> [GIVEN RECORDS]
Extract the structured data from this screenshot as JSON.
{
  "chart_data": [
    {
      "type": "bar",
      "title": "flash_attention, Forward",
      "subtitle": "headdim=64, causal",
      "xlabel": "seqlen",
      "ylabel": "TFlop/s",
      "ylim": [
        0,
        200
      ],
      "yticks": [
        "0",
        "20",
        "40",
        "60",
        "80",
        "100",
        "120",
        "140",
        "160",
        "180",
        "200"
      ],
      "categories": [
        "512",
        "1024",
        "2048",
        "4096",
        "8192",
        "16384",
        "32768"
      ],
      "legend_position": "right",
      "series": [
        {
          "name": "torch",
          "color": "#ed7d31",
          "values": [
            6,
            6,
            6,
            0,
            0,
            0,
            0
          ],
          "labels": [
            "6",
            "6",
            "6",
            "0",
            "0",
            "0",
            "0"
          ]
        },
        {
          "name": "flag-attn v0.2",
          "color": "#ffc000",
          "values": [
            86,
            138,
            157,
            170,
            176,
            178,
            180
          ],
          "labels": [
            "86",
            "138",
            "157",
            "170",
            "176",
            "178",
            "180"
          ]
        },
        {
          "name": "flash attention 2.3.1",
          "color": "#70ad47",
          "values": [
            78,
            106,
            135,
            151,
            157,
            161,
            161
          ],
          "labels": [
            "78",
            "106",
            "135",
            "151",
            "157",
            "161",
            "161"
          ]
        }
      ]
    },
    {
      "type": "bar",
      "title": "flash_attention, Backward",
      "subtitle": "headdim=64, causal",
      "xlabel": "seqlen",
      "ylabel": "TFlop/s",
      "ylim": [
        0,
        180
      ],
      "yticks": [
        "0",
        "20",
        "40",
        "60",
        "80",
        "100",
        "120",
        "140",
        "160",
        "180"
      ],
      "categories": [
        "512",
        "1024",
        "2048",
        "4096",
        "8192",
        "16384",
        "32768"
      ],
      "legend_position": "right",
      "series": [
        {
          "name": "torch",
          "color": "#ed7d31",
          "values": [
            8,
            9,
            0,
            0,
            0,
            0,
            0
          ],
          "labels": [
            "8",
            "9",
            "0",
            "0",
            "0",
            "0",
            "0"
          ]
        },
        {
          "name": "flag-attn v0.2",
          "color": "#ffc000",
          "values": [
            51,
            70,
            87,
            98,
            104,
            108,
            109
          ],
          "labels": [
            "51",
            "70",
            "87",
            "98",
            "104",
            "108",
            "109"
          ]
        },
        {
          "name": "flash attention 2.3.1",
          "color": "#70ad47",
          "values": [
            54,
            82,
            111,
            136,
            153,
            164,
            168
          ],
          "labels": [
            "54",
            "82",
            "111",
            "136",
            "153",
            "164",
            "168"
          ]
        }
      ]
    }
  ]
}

> [INSTRUCTIONS FOR THE TASK]
From the first line to the last, retype the data exactly.

> [RESULT OF THE EXERCISE]
Extract the structured data from this screenshot as JSON.
{
  "chart_data": [
    {
      "type": "bar",
      "title": "flash_attention, Forward",
      "subtitle": "headdim=64, causal",
      "xlabel": "seqlen",
      "ylabel": "TFlop/s",
      "ylim": [
        0,
        200
      ],
      "yticks": [
        "0",
        "20",
        "40",
        "60",
        "80",
        "100",
        "120",
        "140",
        "160",
        "180",
        "200"
      ],
      "categories": [
        "512",
        "1024",
        "2048",
        "4096",
        "8192",
        "16384",
        "32768"
      ],
      "legend_position": "right",
      "series": [
        {
          "name": "torch",
          "color": "#ed7d31",
          "values": [
            6,
            6,
            6,
            0,
            0,
            0,
            0
          ],
          "labels": [
            "6",
            "6",
            "6",
            "0",
            "0",
            "0",
            "0"
          ]
        },
        {
          "name": "flag-attn v0.2",
          "color": "#ffc000",
          "values": [
            86,
            138,
            157,
            170,
            176,
            178,
            180
          ],
          "labels": [
            "86",
            "138",
            "157",
            "170",
            "176",
            "178",
            "180"
          ]
        },
        {
          "name": "flash attention 2.3.1",
          "color": "#70ad47",
          "values": [
            78,
            106,
            135,
            151,
            157,
            161,
            161
          ],
          "labels": [
            "78",
            "106",
            "135",
            "151",
            "157",
            "161",
            "161"
          ]
        }
      ]
    },
    {
      "type": "bar",
      "title": "flash_attention, Backward",
      "subtitle": "headdim=64, causal",
      "xlabel": "seqlen",
      "ylabel": "TFlop/s",
      "ylim": [
        0,
        180
      ],
      "yticks": [
        "0",
        "20",
        "40",
        "60",
        "80",
        "100",
        "120",
        "140",
        "160",
        "180"
      ],
      "categories": [
        "512",
        "1024",
        "2048",
        "4096",
        "8192",
        "16384",
        "32768"
      ],
      "legend_position": "right",
      "series": [
        {
          "name": "torch",
          "color": "#ed7d31",
          "values": [
            8,
            9,
            0,
            0,
            0,
            0,
            0
          ],
          "labels": [
            "8",
            "9",
            "0",
            "0",
            "0",
            "0",
            "0"
          ]
        },
        {
          "name": "flag-attn v0.2",
          "color": "#ffc000",
          "values": [
            51,
            70,
            87,
            98,
            104,
            108,
            109
          ],
          "labels": [
            "51",
            "70",
            "87",
            "98",
            "104",
            "108",
            "109"
          ]
        },
        {
          "name": "flash attention 2.3.1",
          "color": "#70ad47",
          "values": [
            54,
            82,
            111,
            136,
            153,
            164,
            168
          ],
          "labels": [
            "54",
            "82",
            "111",
            "136",
            "153",
            "164",
            "168"
          ]
        }
      ]
    }
  ]
}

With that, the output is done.